Aim: Reproduce all of the material word for word.

Recorded data:
********

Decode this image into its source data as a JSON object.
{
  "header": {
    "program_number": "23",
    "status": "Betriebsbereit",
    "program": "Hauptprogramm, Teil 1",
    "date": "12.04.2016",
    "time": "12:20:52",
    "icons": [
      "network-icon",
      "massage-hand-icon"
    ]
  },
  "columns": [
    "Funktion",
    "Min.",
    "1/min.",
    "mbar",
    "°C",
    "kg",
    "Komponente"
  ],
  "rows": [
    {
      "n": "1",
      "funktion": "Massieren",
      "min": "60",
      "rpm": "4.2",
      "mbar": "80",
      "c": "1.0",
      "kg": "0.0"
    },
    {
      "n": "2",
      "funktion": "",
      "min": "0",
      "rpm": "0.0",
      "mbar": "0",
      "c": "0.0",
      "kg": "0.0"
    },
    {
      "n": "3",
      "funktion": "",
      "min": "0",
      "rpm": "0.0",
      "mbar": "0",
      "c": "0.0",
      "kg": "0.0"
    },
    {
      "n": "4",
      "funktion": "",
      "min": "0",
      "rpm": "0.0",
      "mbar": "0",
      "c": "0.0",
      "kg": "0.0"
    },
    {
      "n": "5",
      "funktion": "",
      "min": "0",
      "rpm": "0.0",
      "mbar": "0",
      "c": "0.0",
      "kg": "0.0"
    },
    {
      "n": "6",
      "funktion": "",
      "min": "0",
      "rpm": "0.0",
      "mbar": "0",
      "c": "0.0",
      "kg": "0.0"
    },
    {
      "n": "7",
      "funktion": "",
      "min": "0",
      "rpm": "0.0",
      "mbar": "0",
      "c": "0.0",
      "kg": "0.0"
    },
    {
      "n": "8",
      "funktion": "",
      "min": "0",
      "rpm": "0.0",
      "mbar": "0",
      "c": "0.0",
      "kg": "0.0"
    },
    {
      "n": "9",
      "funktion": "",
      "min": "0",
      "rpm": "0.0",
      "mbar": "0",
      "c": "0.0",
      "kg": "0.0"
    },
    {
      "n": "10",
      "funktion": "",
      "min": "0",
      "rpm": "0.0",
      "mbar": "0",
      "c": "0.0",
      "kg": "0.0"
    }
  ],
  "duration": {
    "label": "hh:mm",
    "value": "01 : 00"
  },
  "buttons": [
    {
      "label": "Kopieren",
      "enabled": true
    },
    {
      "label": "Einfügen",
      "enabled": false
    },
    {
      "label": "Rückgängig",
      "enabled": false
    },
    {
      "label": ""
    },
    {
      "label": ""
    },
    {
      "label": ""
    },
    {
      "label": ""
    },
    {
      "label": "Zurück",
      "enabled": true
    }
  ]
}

********

Full answer:
Decode this image into its source data as a JSON object.
{
  "header": {
    "program_number": "23",
    "status": "Betriebsbereit",
    "program": "Hauptprogramm, Teil 1",
    "date": "12.04.2016",
    "time": "12:20:52",
    "icons": [
      "network-icon",
      "massage-hand-icon"
    ]
  },
  "columns": [
    "Funktion",
    "Min.",
    "1/min.",
    "mbar",
    "°C",
    "kg",
    "Komponente"
  ],
  "rows": [
    {
      "n": "1",
      "funktion": "Massieren",
      "min": "60",
      "rpm": "4.2",
      "mbar": "80",
      "c": "1.0",
      "kg": "0.0"
    },
    {
      "n": "2",
      "funktion": "",
      "min": "0",
      "rpm": "0.0",
      "mbar": "0",
      "c": "0.0",
      "kg": "0.0"
    },
    {
      "n": "3",
      "funktion": "",
      "min": "0",
      "rpm": "0.0",
      "mbar": "0",
      "c": "0.0",
      "kg": "0.0"
    },
    {
      "n": "4",
      "funktion": "",
      "min": "0",
      "rpm": "0.0",
      "mbar": "0",
      "c": "0.0",
      "kg": "0.0"
    },
    {
      "n": "5",
      "funktion": "",
      "min": "0",
      "rpm": "0.0",
      "mbar": "0",
      "c": "0.0",
      "kg": "0.0"
    },
    {
      "n": "6",
      "funktion": "",
      "min": "0",
      "rpm": "0.0",
      "mbar": "0",
      "c": "0.0",
      "kg": "0.0"
    },
    {
      "n": "7",
      "funktion": "",
      "min": "0",
      "rpm": "0.0",
      "mbar": "0",
      "c": "0.0",
      "kg": "0.0"
    },
    {
      "n": "8",
      "funktion": "",
      "min": "0",
      "rpm": "0.0",
      "mbar": "0",
      "c": "0.0",
      "kg": "0.0"
    },
    {
      "n": "9",
      "funktion": "",
      "min": "0",
      "rpm": "0.0",
      "mbar": "0",
      "c": "0.0",
      "kg": "0.0"
    },
    {
      "n": "10",
      "funktion": "",
      "min": "0",
      "rpm": "0.0",
      "mbar": "0",
      "c": "0.0",
      "kg": "0.0"
    }
  ],
  "duration": {
    "label": "hh:mm",
    "value": "01 : 00"
  },
  "buttons": [
    {
      "label": "Kopieren",
      "enabled": true
    },
    {
      "label": "Einfügen",
      "enabled": false
    },
    {
      "label": "Rückgängig",
      "enabled": false
    },
    {
      "label": ""
    },
    {
      "label": ""
    },
    {
      "label": ""
    },
    {
      "label": ""
    },
    {
      "label": "Zurück",
      "enabled": true
    }
  ]
}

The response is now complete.